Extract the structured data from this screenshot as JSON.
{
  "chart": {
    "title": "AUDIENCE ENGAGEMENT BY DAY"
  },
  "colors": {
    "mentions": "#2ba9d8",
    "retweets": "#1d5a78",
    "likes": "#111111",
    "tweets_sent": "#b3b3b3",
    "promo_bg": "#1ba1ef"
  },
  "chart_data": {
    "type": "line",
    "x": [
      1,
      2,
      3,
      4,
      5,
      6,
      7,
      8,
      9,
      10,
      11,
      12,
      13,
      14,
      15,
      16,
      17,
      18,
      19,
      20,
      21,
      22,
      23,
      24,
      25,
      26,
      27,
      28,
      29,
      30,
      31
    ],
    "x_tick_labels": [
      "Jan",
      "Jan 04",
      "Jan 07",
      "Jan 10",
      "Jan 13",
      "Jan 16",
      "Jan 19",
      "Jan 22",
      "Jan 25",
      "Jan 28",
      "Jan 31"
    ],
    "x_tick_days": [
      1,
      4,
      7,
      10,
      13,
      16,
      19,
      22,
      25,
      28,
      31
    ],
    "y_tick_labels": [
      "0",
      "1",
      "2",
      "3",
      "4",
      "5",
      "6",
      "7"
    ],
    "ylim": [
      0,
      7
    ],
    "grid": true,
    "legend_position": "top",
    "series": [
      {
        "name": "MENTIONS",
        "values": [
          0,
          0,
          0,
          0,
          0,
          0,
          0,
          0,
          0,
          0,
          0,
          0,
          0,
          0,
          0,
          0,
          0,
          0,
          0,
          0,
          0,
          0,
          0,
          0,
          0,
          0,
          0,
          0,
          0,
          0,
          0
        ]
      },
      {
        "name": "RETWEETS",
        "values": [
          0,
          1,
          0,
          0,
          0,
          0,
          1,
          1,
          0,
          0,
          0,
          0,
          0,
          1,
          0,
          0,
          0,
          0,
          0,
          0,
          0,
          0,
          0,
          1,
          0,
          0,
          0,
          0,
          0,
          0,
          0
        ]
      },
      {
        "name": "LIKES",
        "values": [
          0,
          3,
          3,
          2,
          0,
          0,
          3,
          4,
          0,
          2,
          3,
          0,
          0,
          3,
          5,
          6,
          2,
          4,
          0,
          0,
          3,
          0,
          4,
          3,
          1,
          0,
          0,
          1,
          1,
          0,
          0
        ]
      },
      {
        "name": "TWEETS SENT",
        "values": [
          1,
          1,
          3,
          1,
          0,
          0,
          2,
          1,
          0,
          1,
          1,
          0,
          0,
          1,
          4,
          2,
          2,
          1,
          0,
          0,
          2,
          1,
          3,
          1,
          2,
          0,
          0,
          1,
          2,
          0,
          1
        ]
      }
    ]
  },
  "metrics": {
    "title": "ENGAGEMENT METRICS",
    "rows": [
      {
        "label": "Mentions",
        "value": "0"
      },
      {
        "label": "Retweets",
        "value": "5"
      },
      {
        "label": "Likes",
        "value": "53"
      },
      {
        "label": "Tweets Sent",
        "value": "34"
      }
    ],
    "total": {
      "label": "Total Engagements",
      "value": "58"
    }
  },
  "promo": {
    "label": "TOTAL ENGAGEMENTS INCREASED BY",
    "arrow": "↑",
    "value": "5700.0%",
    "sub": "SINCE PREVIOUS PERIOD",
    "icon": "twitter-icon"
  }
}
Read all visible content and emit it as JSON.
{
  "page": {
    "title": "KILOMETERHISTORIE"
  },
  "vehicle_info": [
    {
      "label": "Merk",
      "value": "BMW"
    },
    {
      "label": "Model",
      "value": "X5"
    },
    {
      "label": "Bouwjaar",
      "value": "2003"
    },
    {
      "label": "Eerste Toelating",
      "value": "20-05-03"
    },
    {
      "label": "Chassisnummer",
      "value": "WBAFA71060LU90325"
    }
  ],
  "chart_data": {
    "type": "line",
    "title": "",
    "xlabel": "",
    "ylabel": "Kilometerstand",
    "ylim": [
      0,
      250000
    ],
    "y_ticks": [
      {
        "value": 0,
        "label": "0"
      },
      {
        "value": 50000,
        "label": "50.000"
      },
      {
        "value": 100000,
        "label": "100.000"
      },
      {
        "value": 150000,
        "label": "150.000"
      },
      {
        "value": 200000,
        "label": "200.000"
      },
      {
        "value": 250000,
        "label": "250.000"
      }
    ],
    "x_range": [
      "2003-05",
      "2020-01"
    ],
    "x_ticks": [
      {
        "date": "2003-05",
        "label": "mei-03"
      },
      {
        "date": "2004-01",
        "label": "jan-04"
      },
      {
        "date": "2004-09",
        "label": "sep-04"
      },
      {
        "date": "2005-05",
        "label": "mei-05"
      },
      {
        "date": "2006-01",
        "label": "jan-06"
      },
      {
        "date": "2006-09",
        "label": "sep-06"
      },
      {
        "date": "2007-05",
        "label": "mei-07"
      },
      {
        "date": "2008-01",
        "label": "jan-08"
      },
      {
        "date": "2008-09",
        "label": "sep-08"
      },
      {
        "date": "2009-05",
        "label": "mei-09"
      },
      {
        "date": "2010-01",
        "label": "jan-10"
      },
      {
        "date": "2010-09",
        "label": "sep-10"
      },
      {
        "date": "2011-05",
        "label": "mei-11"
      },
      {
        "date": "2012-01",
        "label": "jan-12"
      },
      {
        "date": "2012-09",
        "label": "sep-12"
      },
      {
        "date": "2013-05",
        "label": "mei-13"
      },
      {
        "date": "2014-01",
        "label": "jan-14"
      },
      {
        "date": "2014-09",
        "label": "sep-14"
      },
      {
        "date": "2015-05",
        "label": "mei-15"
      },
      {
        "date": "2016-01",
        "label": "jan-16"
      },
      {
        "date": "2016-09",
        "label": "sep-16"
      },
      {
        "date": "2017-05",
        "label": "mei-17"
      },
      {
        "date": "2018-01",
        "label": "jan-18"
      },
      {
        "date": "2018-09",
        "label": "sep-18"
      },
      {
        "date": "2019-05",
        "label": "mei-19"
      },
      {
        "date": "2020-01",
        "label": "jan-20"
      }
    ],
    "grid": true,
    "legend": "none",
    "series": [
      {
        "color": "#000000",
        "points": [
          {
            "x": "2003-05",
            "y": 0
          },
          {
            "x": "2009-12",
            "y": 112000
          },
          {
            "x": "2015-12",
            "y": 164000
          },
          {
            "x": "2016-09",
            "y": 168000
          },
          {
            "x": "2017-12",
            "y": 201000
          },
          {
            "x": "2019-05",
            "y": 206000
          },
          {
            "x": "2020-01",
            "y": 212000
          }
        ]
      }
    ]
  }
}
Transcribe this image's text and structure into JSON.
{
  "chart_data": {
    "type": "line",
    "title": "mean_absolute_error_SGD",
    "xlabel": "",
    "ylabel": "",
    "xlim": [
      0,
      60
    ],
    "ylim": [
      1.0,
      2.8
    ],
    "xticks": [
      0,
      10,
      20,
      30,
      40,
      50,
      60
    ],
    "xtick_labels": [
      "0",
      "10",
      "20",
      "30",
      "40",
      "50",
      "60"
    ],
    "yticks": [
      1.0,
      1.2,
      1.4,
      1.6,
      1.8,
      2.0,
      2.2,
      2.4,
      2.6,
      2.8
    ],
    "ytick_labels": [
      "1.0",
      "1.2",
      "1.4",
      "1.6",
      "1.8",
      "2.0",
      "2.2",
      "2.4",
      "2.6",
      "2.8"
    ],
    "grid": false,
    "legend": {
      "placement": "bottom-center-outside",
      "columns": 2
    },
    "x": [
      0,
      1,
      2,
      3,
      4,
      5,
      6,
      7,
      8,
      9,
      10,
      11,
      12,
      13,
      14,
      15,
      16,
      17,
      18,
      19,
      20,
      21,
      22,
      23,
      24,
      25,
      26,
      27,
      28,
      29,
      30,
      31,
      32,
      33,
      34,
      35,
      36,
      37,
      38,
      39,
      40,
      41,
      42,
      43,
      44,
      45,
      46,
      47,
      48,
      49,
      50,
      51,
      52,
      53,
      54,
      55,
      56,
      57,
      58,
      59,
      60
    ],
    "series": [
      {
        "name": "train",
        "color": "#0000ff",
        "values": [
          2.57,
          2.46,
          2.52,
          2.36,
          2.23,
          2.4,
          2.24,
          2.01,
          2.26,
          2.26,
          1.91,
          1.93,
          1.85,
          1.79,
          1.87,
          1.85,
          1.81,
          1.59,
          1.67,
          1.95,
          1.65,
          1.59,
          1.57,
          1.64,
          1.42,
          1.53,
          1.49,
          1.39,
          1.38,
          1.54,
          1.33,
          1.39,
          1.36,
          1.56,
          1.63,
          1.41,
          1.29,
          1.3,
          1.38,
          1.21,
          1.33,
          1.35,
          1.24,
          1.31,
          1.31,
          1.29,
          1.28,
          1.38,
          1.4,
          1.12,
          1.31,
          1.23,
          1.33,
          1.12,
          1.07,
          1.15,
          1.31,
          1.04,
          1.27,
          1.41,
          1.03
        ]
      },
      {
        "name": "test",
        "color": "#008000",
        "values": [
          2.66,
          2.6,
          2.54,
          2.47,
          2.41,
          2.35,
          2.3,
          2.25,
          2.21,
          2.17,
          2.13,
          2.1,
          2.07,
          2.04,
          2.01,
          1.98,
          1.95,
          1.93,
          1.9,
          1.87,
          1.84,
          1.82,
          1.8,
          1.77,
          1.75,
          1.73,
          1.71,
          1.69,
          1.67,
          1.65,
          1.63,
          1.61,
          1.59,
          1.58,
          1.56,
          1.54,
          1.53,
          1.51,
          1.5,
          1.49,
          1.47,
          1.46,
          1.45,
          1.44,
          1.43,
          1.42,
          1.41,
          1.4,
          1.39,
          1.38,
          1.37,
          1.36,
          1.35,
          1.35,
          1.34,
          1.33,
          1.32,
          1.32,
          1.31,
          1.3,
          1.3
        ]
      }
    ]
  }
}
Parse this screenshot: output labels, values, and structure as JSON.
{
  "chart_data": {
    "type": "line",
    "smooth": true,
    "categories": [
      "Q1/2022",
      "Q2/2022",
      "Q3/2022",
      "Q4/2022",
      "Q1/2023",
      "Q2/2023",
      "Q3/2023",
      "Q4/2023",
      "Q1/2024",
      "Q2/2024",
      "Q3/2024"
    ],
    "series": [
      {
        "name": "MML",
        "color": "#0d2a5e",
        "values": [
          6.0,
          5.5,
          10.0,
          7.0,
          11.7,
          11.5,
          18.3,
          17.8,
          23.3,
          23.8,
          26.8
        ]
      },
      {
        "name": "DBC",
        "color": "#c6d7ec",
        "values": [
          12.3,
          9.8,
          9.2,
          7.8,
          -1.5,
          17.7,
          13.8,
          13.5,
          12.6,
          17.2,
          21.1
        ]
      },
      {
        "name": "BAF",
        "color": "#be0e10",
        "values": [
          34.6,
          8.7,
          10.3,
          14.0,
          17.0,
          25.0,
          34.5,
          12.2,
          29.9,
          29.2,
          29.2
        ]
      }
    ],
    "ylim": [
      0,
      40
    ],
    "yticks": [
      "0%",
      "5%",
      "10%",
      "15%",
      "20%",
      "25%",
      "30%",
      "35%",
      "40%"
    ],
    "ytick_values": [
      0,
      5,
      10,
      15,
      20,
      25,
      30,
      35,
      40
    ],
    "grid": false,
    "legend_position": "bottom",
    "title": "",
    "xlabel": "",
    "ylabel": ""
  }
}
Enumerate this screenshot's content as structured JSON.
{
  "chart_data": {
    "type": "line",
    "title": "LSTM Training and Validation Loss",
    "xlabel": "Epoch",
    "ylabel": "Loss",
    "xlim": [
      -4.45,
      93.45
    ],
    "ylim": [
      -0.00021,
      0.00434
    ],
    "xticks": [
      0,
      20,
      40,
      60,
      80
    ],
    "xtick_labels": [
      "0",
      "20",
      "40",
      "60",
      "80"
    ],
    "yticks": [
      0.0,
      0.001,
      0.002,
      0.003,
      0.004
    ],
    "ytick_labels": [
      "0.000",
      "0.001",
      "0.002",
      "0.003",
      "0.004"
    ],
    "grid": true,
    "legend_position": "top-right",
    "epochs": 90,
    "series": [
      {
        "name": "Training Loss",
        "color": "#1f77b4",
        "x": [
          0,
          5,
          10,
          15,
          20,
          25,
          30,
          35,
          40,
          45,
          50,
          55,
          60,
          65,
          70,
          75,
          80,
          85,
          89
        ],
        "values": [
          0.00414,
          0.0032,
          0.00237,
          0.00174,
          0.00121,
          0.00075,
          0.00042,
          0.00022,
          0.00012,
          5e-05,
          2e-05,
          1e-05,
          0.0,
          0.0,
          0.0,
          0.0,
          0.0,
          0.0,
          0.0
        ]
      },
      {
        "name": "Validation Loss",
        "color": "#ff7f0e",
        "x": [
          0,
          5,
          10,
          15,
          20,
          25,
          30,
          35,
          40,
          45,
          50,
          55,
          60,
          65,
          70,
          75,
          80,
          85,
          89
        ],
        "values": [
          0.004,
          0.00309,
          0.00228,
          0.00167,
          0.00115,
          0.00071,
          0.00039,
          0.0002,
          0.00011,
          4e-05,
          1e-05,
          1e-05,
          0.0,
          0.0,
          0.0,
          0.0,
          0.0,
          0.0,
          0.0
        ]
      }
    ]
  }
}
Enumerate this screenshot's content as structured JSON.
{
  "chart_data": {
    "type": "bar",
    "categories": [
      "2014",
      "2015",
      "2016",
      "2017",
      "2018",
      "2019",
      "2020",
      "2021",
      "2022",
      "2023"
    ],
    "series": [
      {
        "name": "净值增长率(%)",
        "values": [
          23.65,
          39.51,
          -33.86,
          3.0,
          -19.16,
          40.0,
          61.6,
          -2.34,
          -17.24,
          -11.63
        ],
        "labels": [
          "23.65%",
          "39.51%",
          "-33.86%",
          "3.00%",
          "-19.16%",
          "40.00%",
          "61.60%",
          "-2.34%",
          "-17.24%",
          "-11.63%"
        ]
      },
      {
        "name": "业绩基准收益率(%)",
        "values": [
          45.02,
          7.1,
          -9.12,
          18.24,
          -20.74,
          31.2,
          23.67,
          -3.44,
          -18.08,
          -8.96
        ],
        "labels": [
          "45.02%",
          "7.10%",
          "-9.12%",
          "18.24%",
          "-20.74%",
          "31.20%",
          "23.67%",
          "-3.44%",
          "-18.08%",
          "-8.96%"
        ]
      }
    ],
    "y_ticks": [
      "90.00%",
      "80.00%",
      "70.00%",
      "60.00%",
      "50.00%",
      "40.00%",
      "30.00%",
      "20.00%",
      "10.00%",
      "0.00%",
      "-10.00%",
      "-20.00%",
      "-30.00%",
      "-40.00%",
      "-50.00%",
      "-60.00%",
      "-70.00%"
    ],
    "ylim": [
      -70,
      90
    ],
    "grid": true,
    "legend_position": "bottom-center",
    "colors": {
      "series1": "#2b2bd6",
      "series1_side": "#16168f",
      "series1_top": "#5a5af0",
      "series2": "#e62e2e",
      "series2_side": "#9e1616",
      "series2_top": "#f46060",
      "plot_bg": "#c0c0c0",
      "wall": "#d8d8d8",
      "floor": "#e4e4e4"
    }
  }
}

━━━

What the exercise asks: Show every line in the entries where the string "ylabel" occurs.

Answer to this problem:
    "ylabel": "Kilometerstand",
    "ylabel": "",
    "ylabel": ""
    "ylabel": "Loss",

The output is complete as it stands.